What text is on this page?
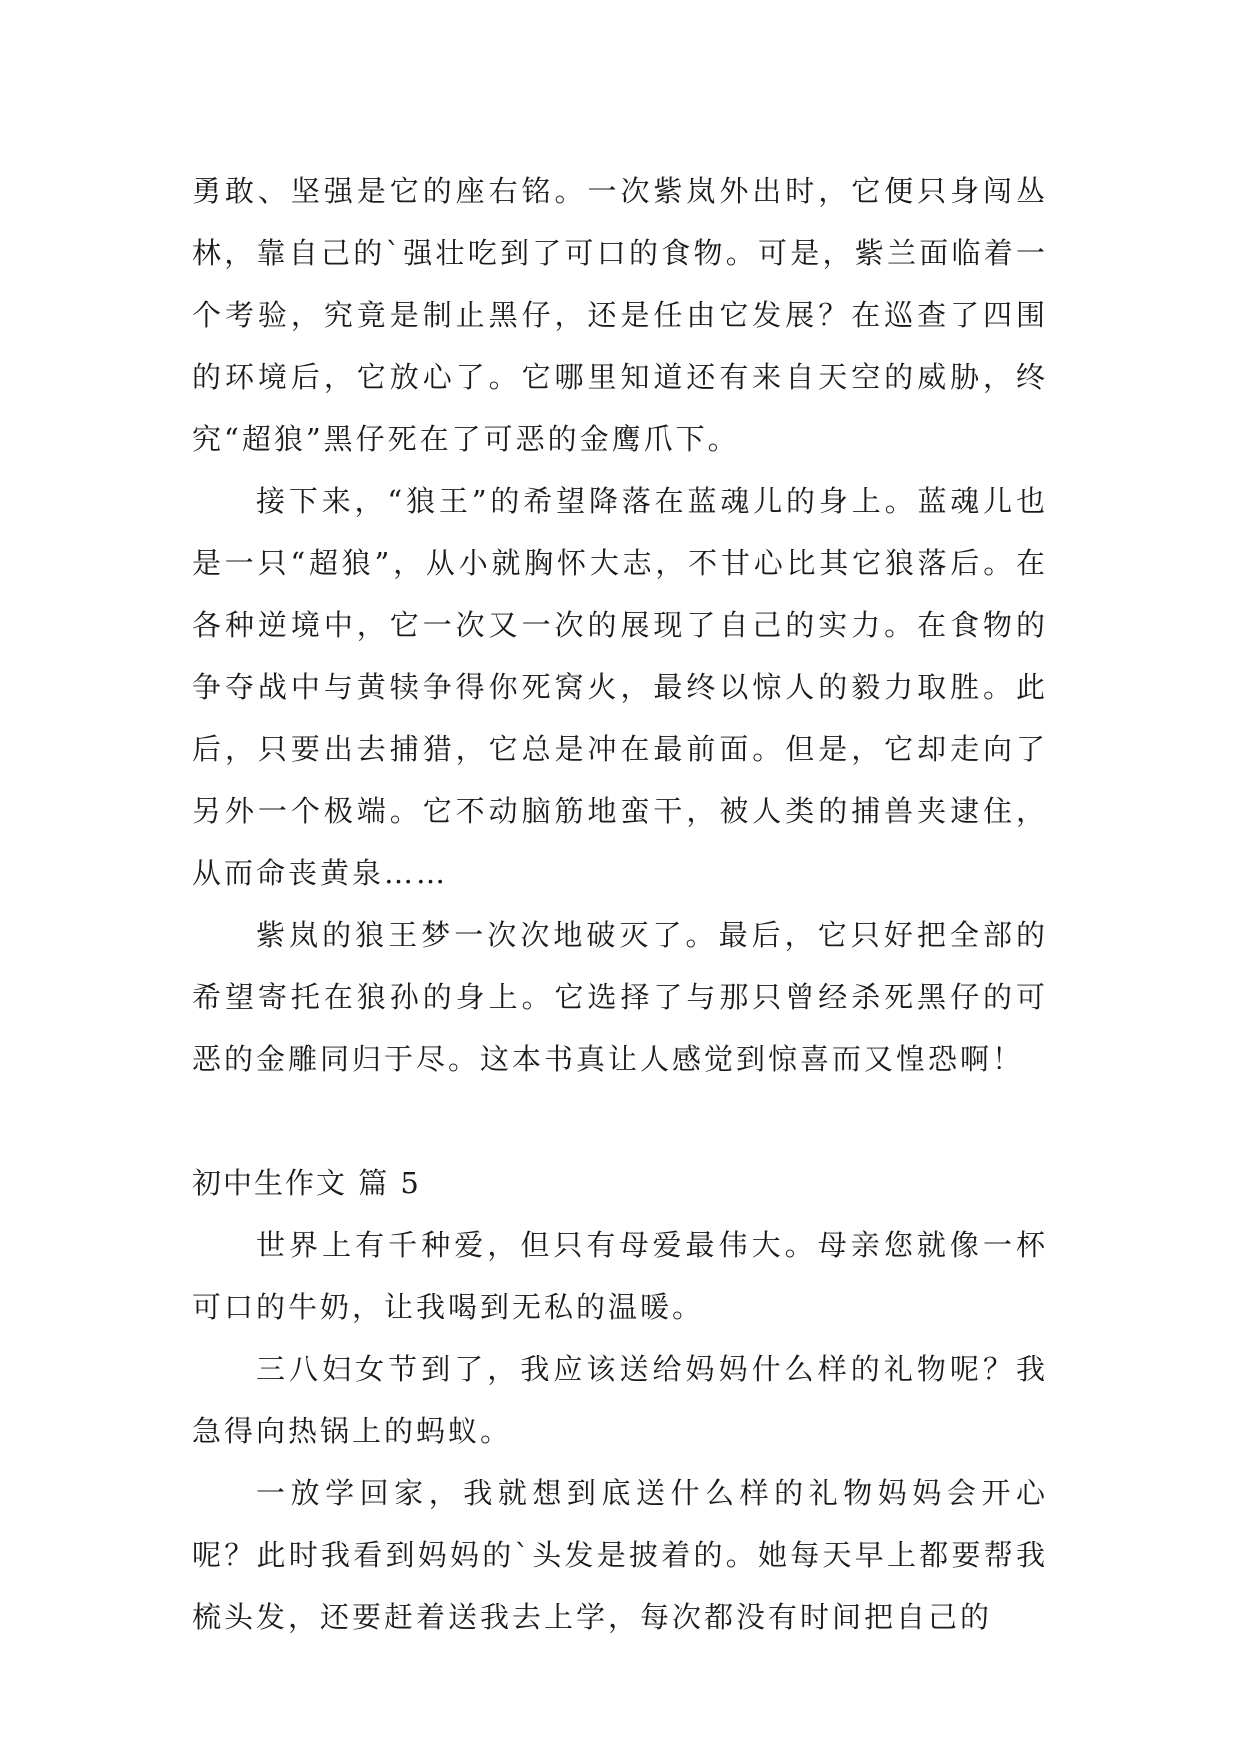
勇敢、坚强是它的座右铭。一次紫岚外出时，它便只身闯丛林，靠自己的`强壮吃到了可口的食物。可是，紫兰面临着一个考验，究竟是制止黑仔，还是任由它发展？在巡查了四围的环境后，它放心了。它哪里知道还有来自天空的威胁，终究“超狼”黑仔死在了可恶的金鹰爪下。

接下来，“狼王”的希望降落在蓝魂儿的身上。蓝魂儿也是一只“超狼”，从小就胸怀大志，不甘心比其它狼落后。在各种逆境中，它一次又一次的展现了自己的实力。在食物的争夺战中与黄犊争得你死窝火，最终以惊人的毅力取胜。此后，只要出去捕猎，它总是冲在最前面。但是，它却走向了另外一个极端。它不动脑筋地蛮干，被人类的捕兽夹逮住，从而命丧黄泉……

紫岚的狼王梦一次次地破灭了。最后，它只好把全部的希望寄托在狼孙的身上。它选择了与那只曾经杀死黑仔的可恶的金雕同归于尽。这本书真让人感觉到惊喜而又惶恐啊！

初中生作文 篇 5

世界上有千种爱，但只有母爱最伟大。母亲您就像一杯可口的牛奶，让我喝到无私的温暖。

三八妇女节到了，我应该送给妈妈什么样的礼物呢？我急得向热锅上的蚂蚁。

一放学回家，我就想到底送什么样的礼物妈妈会开心呢？此时我看到妈妈的`头发是披着的。她每天早上都要帮我梳头发，还要赶着送我去上学，每次都没有时间把自己的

•••

The records above must be transcribed exactly. Pictures are left out of the copy.

What text is on this page?
勇敢、坚强是它的座右铭。一次紫岚外出时，它便只身闯丛林，靠自己的`强壮吃到了可口的食物。可是，紫兰面临着一个考验，究竟是制止黑仔，还是任由它发展？在巡查了四围的环境后，它放心了。它哪里知道还有来自天空的威胁，终究“超狼”黑仔死在了可恶的金鹰爪下。

接下来，“狼王”的希望降落在蓝魂儿的身上。蓝魂儿也是一只“超狼”，从小就胸怀大志，不甘心比其它狼落后。在各种逆境中，它一次又一次的展现了自己的实力。在食物的争夺战中与黄犊争得你死窝火，最终以惊人的毅力取胜。此后，只要出去捕猎，它总是冲在最前面。但是，它却走向了另外一个极端。它不动脑筋地蛮干，被人类的捕兽夹逮住，从而命丧黄泉……

紫岚的狼王梦一次次地破灭了。最后，它只好把全部的希望寄托在狼孙的身上。它选择了与那只曾经杀死黑仔的可恶的金雕同归于尽。这本书真让人感觉到惊喜而又惶恐啊！

初中生作文 篇 5

世界上有千种爱，但只有母爱最伟大。母亲您就像一杯可口的牛奶，让我喝到无私的温暖。

三八妇女节到了，我应该送给妈妈什么样的礼物呢？我急得向热锅上的蚂蚁。

一放学回家，我就想到底送什么样的礼物妈妈会开心呢？此时我看到妈妈的`头发是披着的。她每天早上都要帮我梳头发，还要赶着送我去上学，每次都没有时间把自己的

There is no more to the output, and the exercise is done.